— Begin —

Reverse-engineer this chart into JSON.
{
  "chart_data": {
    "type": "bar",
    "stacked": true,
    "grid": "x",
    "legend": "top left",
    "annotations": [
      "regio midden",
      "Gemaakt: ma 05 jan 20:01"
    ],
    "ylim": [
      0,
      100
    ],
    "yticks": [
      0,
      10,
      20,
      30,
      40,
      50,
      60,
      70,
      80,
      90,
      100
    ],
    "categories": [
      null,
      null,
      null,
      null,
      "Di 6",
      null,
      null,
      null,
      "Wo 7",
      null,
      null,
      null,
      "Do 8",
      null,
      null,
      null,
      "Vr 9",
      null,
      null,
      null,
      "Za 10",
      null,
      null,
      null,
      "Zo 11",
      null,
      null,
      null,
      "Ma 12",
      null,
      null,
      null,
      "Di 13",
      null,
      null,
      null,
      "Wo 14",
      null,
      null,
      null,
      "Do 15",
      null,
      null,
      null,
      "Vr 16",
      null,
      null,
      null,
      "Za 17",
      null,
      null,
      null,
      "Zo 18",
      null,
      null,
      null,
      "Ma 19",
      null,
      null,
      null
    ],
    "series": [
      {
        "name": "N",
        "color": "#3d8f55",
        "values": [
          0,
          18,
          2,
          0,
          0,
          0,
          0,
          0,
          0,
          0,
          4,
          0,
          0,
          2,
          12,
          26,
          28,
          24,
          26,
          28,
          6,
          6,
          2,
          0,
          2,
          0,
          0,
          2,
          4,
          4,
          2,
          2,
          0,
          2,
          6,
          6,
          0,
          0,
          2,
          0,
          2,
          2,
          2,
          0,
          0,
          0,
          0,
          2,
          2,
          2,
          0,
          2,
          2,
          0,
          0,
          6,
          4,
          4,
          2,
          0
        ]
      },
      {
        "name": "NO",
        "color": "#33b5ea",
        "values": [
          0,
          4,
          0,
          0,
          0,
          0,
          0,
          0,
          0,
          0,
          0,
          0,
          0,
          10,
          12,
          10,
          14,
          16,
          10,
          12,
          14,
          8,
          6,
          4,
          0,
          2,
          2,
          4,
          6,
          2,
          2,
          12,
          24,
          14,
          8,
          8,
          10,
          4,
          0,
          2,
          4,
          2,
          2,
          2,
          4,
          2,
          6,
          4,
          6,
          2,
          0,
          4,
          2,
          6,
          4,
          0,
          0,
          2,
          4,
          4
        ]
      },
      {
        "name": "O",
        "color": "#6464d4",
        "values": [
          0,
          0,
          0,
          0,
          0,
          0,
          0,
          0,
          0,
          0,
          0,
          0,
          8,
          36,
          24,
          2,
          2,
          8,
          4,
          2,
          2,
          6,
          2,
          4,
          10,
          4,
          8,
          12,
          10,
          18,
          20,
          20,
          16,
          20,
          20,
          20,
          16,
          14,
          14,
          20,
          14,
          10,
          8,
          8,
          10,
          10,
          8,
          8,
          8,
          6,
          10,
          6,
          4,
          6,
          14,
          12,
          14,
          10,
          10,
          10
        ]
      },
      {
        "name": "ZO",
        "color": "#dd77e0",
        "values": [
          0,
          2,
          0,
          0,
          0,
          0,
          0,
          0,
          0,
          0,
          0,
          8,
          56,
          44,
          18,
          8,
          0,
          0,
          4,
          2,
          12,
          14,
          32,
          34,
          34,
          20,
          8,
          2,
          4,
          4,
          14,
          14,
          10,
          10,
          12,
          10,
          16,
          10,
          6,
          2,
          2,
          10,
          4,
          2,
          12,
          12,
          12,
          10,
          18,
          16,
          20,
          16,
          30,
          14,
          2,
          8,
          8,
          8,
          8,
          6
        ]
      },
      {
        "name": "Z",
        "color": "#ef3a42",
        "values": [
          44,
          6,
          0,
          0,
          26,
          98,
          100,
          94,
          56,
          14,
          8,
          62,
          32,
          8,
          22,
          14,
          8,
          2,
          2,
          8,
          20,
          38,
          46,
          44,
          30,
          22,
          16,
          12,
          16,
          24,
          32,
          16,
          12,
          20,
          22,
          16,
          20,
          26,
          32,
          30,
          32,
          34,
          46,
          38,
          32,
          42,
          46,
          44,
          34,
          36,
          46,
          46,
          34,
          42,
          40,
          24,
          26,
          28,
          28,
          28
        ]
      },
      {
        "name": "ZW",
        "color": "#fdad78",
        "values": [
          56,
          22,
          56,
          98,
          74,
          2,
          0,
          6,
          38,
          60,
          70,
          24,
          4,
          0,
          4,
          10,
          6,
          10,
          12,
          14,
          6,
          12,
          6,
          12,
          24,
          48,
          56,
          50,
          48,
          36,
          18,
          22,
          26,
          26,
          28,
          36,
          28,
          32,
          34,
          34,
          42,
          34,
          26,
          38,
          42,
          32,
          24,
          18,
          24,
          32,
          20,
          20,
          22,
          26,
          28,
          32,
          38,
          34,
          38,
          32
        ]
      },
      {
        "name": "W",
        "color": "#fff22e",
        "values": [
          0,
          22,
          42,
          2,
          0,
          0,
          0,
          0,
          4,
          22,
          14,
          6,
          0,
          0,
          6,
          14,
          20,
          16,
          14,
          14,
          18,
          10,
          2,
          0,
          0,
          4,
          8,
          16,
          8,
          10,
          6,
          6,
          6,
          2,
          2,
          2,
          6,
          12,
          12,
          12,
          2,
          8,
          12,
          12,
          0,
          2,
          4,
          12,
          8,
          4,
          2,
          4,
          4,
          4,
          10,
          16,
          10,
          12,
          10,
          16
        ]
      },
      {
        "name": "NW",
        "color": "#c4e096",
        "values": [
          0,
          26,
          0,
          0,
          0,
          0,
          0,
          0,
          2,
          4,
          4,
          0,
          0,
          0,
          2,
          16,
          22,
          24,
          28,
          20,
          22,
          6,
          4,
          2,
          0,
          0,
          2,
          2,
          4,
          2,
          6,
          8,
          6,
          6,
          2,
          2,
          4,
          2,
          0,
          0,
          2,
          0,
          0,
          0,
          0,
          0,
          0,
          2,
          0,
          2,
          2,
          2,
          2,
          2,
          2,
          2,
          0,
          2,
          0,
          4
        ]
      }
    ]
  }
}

— End —

Which lines contain "name"? Show each of them.

## Exercise solution
        "name": "N",
        "name": "NO",
        "name": "O",
        "name": "ZO",
        "name": "Z",
        "name": "ZW",
        "name": "W",
        "name": "NW",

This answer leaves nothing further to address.